Dans Alienated, le découverte d’une entité extraterrestre apparaît avant tout comme un révélateur. Les trois « Sam » du récit – Samuel, Samantha, Samir – portent en eux certaines des douleurs les plus partagées de l’adolescence. Ils vont se servir des pouvoirs de « Chip », l’alien qu’ils ont récemment découvert, pour les extérioriser et les combattre.


Tangletree est une petite ville tout ce qu’il y a de plus banal. C’est une sorte de Woodsboro (Scream) ou de Haddonfield (La Nuit des masques). Comme chez Wes Craven et John Carpenter, sa quiétude va cependant être entamée par un élément perturbateur, à ceci près qu’il ne s’agit pas cette fois d’un tueur masqué, mais bien d’une entité extraterrestre découverte par hasard, dans un bois, par trois adolescents. Samuel, Samantha et Samir constituent d’ailleurs la sève du récit. Non seulement leur point de vue prédomine d’un bout à l’autre d’Alienated, mais « Chip », ironiquement présenté comme un « bébé poulpe mutant extraterrestre », agit sur eux comme un puissant révélateur.


Reprenons dans l’ordre. Samuel est « le nouveau » et l’éternel insatisfait. Sa mère est une cadre de la police régulièrement mutée pour remettre de l’ordre dans des commissariats où elle n’effectue que des passages furtifs. Il n’a pas encore d’ami à Tangletree. Son activité principale consiste à tourner des vidéos vindicatives et à les publier sur ses réseaux sociaux, sous le pseudonyme de l’Agitateur à capuche. Avec un succès relatif : il n’a que 43 vues en moyenne par semaine. Son ton plaintif et acrimonieux transparaît dès la première planche. Samuel y vilipende le système éducatif : « Ils gomment tout ce qui est différent pour que vous vous retrouviez à chanter l’hymne national avec des yeux de veau rivés sur le sol. » Il argue que l’objectif inavoué d’une formation scolaire est de former « un nouveau petit robot, reconnaissant de pouvoir être obéissant ».

(Enregistrements fournis)
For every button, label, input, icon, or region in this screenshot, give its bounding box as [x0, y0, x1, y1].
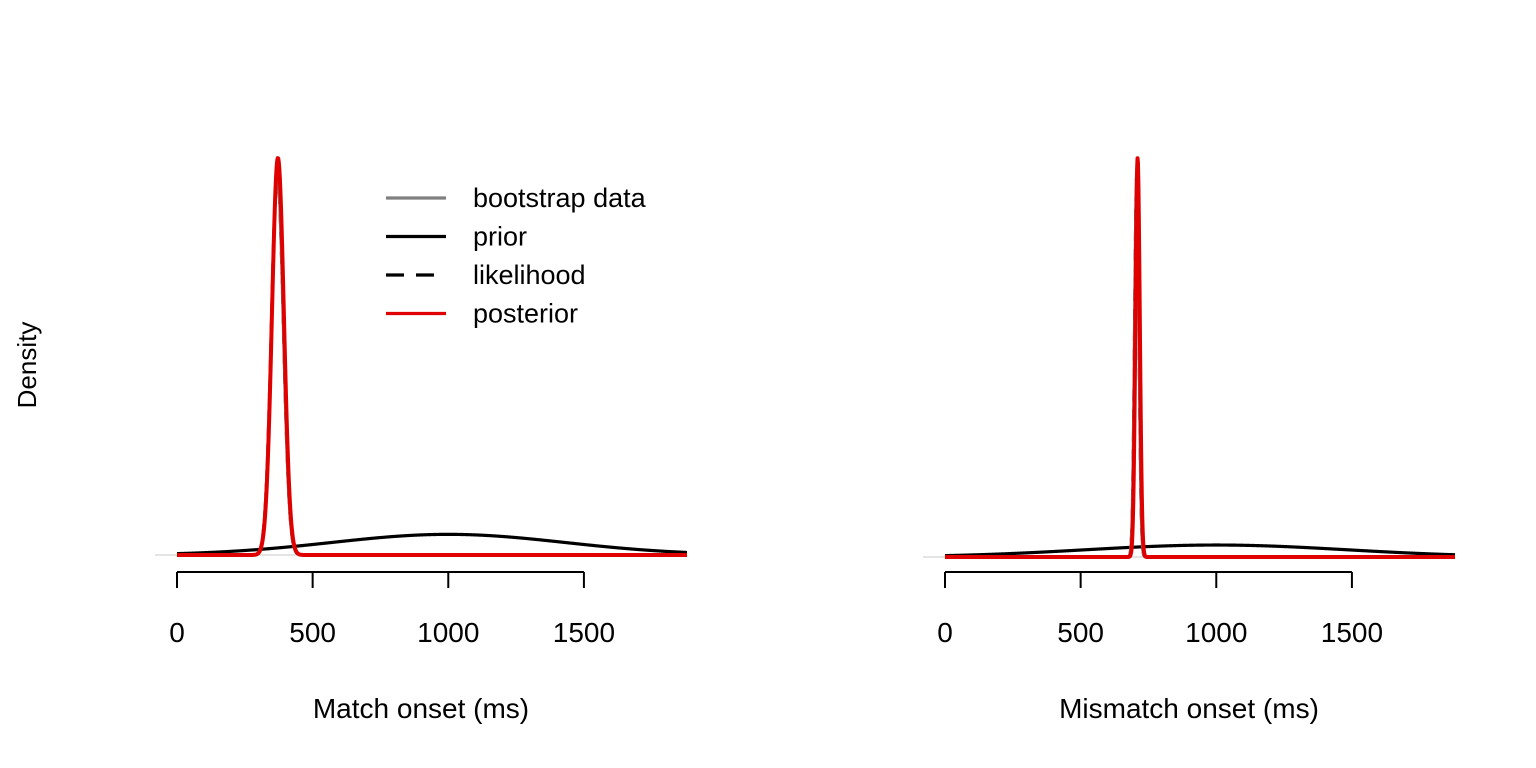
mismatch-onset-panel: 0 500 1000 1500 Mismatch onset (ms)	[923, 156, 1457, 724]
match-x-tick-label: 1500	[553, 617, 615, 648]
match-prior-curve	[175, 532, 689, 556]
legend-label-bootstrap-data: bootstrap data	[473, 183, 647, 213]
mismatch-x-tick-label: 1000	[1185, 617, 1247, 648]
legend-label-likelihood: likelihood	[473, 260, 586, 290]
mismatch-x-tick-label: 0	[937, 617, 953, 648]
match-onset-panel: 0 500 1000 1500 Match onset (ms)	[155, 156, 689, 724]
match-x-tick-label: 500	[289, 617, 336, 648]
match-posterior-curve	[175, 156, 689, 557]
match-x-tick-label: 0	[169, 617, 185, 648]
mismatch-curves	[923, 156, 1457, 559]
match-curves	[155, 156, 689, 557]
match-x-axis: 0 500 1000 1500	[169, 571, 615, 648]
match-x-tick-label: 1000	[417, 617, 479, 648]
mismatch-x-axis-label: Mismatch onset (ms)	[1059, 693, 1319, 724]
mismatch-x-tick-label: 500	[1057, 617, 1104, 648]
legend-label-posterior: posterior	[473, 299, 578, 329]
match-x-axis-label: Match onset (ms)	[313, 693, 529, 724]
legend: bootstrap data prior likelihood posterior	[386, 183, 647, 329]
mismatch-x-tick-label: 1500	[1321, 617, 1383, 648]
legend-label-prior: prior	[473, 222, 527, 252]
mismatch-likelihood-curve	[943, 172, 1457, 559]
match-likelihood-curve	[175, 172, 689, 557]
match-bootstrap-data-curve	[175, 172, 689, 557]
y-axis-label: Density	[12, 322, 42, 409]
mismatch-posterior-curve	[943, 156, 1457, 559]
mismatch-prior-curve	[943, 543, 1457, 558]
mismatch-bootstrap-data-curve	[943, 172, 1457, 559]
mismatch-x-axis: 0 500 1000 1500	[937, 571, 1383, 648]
==
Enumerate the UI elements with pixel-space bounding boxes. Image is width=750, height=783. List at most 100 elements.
---
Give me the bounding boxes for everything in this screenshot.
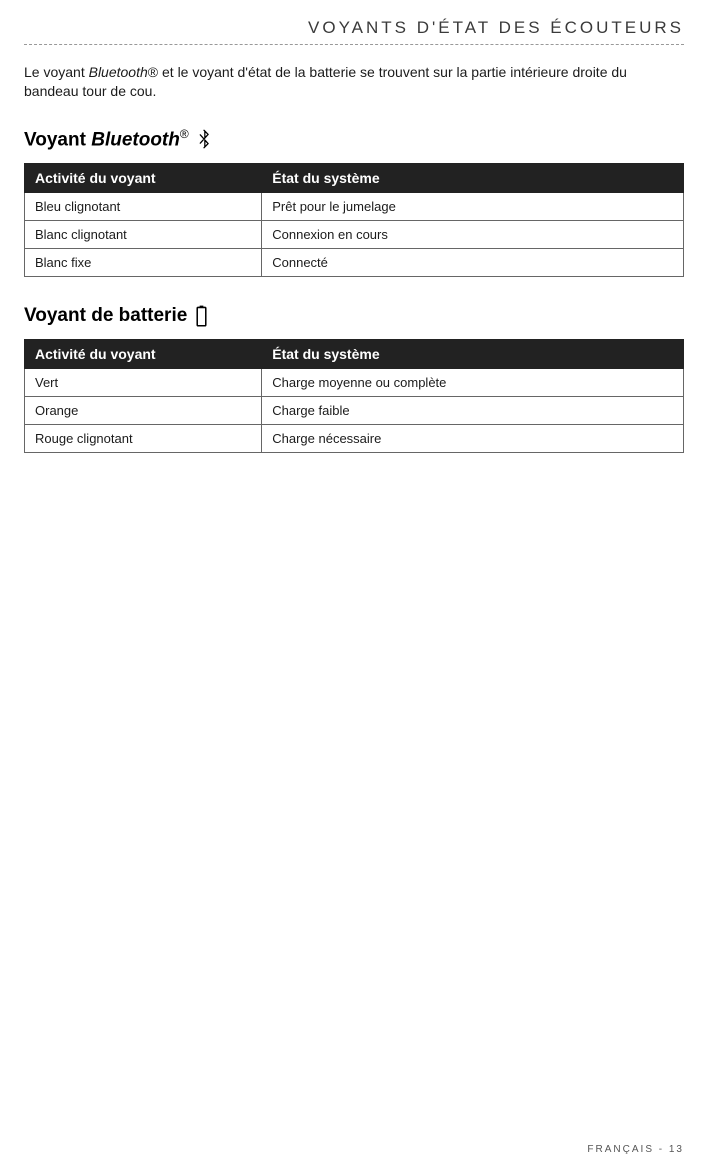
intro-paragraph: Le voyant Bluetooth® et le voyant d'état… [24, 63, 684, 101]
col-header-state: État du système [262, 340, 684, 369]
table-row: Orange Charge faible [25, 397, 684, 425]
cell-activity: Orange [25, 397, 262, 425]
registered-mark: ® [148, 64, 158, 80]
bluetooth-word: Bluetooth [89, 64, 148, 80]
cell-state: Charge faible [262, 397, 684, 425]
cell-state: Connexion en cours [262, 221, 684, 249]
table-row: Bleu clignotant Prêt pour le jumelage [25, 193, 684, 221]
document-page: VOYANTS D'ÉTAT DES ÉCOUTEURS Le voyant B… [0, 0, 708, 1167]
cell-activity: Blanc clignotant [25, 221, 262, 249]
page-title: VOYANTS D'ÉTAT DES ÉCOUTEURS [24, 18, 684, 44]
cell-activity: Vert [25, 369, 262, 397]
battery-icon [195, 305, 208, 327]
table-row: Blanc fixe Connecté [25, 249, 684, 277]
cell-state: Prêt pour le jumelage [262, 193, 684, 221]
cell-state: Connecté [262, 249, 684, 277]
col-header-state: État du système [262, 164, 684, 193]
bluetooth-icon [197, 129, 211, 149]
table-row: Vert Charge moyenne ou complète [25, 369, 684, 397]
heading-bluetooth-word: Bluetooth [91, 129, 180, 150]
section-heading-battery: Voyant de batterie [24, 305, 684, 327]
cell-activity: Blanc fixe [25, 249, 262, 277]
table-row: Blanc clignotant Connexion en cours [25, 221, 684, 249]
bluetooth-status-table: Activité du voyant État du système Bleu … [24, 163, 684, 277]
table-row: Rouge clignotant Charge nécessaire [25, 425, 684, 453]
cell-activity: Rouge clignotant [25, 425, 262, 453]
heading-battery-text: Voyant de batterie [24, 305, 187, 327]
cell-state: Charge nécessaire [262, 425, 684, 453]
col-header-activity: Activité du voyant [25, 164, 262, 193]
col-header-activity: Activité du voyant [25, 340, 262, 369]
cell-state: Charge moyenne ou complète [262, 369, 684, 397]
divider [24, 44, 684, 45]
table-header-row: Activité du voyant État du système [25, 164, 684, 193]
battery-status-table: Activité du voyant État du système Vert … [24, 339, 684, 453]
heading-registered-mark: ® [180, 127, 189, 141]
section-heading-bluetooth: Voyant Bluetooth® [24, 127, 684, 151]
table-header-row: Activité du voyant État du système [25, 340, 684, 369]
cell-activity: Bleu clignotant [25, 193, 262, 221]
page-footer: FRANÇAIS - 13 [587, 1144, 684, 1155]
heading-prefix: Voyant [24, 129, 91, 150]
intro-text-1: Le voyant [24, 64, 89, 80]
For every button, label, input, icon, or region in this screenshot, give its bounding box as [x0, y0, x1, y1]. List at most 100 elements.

(Consigne 1)
Dans l'extrait consacré à Alienated, sous quel pseudonyme Samuel publie-t-il ses vidéos ?
(Consigne 2)
Rédigez la suite de l'extrait consacré à Alienated, en reprenant juste après sa dernière phrase.

(Résultat 1)
Sous le pseudonyme de l'Agitateur à capuche.

(Résultat 2)
Samantha semble impatiente à l’idée d’aller à la fac. Non pas que ses études la passionnent démesurément, mais il lui tarde de quitter Tangletree et ses habitants. Elle apparaît taiseuse, solitaire et peu aimable avec les autres. Samir est le troisième « Sam » adolescent de l’histoire. Il a la triple particularité d’être homosexuel, musulman et d’origines pakistanaises. Son désir d’être apprécié de tous se manifeste par son enthousiasme feint devant des chansons ou des personnalités publiques sur lesquelles il ignore pourtant tout. Les trois comparses s’apprêtent à devenir « colocs de cerveaux ». En se regroupant à proximité d’une mystérieuse entité extraterrestre, ils vont en effet se voir dotés de dons de télépathie. Un adolescent détestable nommé Léon va croiser leur route à tour de rôle. Il annoncera notamment à Samir, rebaptisé Saddam pour l’occasion : « Les homos et les migrants m’intéressent pas, sauf si c’est au milieu de mon viseur. »


Léon va devenir la première victime de l’appétit de « Chip ». Ce qui fait dire à Samuel : « Il y a deux jours, un connard s’est évaporé, et une paire de parfaits étrangers ont ouvert un groupe Whatsapp dans ma tête. » L’extraterrestre nantit les trois adolescents de capacités extrasensorielles : ils peuvent littéralement sortir une personne de son corps, communiquer avec leurs amis et ressentir leurs émotions par télépathie ou encore ouvrir des fenêtres sur des événements se déroulant à des kilomètres d’où ils se trouvent. Ces nouveaux pouvoirs s’apparentent vite à des révélateurs : Samuel veut se venger de l’invisibilité dont il souffre quitte à faire le mal autour de lui ; Samantha entend mettre à mal Craig, qui l’a abandonnée après une grossesse indésirée ; Samir retrouve son père, s’excuse d’avoir été un mauvais fils et un mauvais musulman, mais apprend que ce dernier a en réalité refait sa vie après avoir rencontré une autre femme, sans que Samir soit responsable de quoi que ce soit.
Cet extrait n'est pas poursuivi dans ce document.